Exercise task: Transcribe every line of the listing below without any deviation.

-- Start of Records shown --

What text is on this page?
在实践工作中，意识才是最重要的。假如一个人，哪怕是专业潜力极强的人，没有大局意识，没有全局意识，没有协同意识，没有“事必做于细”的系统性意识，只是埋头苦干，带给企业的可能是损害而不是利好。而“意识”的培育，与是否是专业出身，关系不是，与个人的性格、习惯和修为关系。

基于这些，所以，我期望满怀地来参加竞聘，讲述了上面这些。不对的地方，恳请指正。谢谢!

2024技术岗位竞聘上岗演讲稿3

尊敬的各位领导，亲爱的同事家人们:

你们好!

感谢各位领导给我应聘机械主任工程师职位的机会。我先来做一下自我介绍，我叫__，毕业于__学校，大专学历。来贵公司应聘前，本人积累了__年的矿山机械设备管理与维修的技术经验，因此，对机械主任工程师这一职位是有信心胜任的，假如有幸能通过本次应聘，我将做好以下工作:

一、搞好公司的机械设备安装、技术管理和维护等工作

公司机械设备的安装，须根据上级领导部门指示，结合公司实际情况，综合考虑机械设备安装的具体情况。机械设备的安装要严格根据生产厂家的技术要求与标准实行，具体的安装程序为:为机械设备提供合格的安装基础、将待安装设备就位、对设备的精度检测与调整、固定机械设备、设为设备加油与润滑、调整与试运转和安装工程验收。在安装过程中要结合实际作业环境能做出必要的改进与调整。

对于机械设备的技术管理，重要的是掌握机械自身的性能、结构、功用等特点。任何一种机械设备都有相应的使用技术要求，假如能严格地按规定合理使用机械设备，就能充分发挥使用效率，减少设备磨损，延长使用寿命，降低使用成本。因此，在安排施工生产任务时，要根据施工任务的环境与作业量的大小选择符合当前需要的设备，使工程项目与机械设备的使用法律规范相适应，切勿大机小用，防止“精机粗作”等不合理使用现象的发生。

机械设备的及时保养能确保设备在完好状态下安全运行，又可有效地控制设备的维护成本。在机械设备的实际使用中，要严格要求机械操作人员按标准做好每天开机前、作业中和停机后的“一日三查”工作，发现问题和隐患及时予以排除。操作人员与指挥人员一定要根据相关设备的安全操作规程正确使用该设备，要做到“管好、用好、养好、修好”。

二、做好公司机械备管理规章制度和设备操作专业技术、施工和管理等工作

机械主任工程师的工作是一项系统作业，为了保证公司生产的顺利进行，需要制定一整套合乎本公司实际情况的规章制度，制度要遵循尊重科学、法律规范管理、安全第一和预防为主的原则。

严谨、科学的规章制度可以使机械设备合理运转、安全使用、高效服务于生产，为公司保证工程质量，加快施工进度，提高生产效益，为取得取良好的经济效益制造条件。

-- End of Records shown --

Solution for this problem:
What text is on this page?
在实践工作中，意识才是最重要的。假如一个人，哪怕是专业潜力极强的人，没有大局意识，没有全局意识，没有协同意识，没有“事必做于细”的系统性意识，只是埋头苦干，带给企业的可能是损害而不是利好。而“意识”的培育，与是否是专业出身，关系不是，与个人的性格、习惯和修为关系。

基于这些，所以，我期望满怀地来参加竞聘，讲述了上面这些。不对的地方，恳请指正。谢谢!

2024技术岗位竞聘上岗演讲稿3

尊敬的各位领导，亲爱的同事家人们:

你们好!

感谢各位领导给我应聘机械主任工程师职位的机会。我先来做一下自我介绍，我叫__，毕业于__学校，大专学历。来贵公司应聘前，本人积累了__年的矿山机械设备管理与维修的技术经验，因此，对机械主任工程师这一职位是有信心胜任的，假如有幸能通过本次应聘，我将做好以下工作:

一、搞好公司的机械设备安装、技术管理和维护等工作

公司机械设备的安装，须根据上级领导部门指示，结合公司实际情况，综合考虑机械设备安装的具体情况。机械设备的安装要严格根据生产厂家的技术要求与标准实行，具体的安装程序为:为机械设备提供合格的安装基础、将待安装设备就位、对设备的精度检测与调整、固定机械设备、设为设备加油与润滑、调整与试运转和安装工程验收。在安装过程中要结合实际作业环境能做出必要的改进与调整。

对于机械设备的技术管理，重要的是掌握机械自身的性能、结构、功用等特点。任何一种机械设备都有相应的使用技术要求，假如能严格地按规定合理使用机械设备，就能充分发挥使用效率，减少设备磨损，延长使用寿命，降低使用成本。因此，在安排施工生产任务时，要根据施工任务的环境与作业量的大小选择符合当前需要的设备，使工程项目与机械设备的使用法律规范相适应，切勿大机小用，防止“精机粗作”等不合理使用现象的发生。

机械设备的及时保养能确保设备在完好状态下安全运行，又可有效地控制设备的维护成本。在机械设备的实际使用中，要严格要求机械操作人员按标准做好每天开机前、作业中和停机后的“一日三查”工作，发现问题和隐患及时予以排除。操作人员与指挥人员一定要根据相关设备的安全操作规程正确使用该设备，要做到“管好、用好、养好、修好”。

二、做好公司机械备管理规章制度和设备操作专业技术、施工和管理等工作

机械主任工程师的工作是一项系统作业，为了保证公司生产的顺利进行，需要制定一整套合乎本公司实际情况的规章制度，制度要遵循尊重科学、法律规范管理、安全第一和预防为主的原则。

严谨、科学的规章制度可以使机械设备合理运转、安全使用、高效服务于生产，为公司保证工程质量，加快施工进度，提高生产效益，为取得取良好的经济效益制造条件。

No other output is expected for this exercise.